_EXERCISE INPUTS:_
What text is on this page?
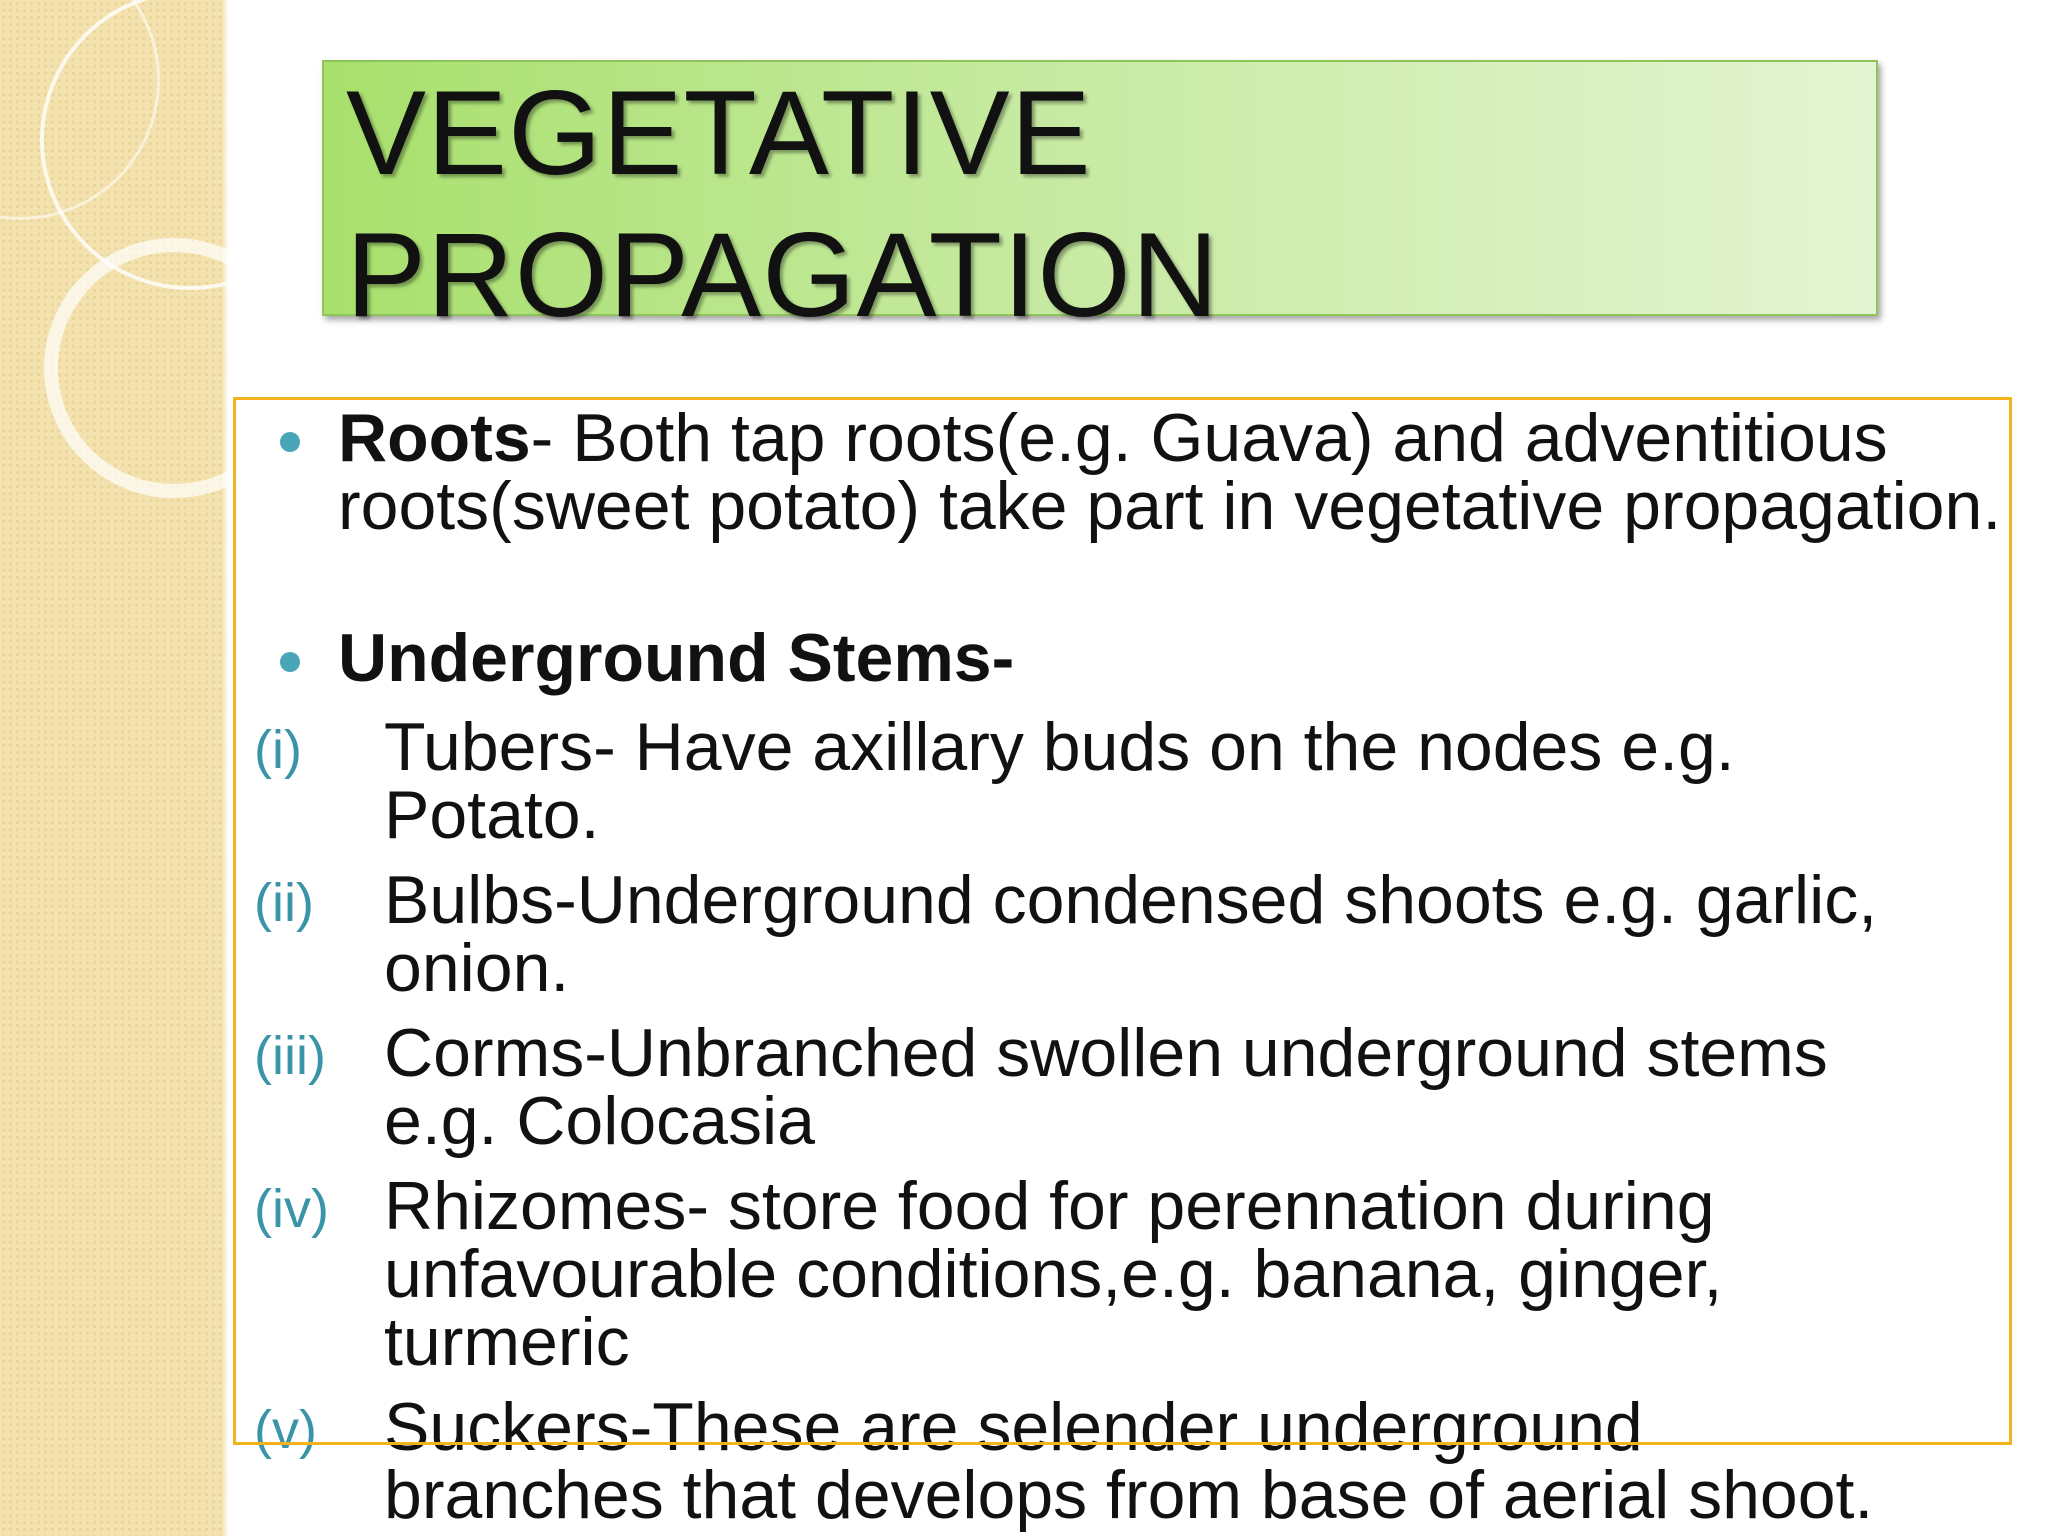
VEGETATIVE
PROPAGATION
Roots- Both tap roots(e.g. Guava) and adventitious roots(sweet potato) take part in vegetative propagation.
Underground Stems-
(i) Tubers- Have axillary buds on the nodes e.g.
Potato.
(ii) Bulbs-Underground condensed shoots e.g. garlic,
onion.
(iii) Corms-Unbranched swollen underground stems
e.g. Colocasia
(iv) Rhizomes- store food for perennation during
unfavourable conditions,e.g. banana, ginger,
turmeric
(v) Suckers-These are selender underground
branches that develops from base of aerial shoot.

_STATED PROBLEM:_ Output, exactly, all the records above; include no pictures.

_EXERCISE OUTPUT:_
What text is on this page?
VEGETATIVE
PROPAGATION
Roots- Both tap roots(e.g. Guava) and adventitious roots(sweet potato) take part in vegetative propagation.
Underground Stems-
(i) Tubers- Have axillary buds on the nodes e.g.
Potato.
(ii) Bulbs-Underground condensed shoots e.g. garlic,
onion.
(iii) Corms-Unbranched swollen underground stems
e.g. Colocasia
(iv) Rhizomes- store food for perennation during
unfavourable conditions,e.g. banana, ginger,
turmeric
(v) Suckers-These are selender underground
branches that develops from base of aerial shoot.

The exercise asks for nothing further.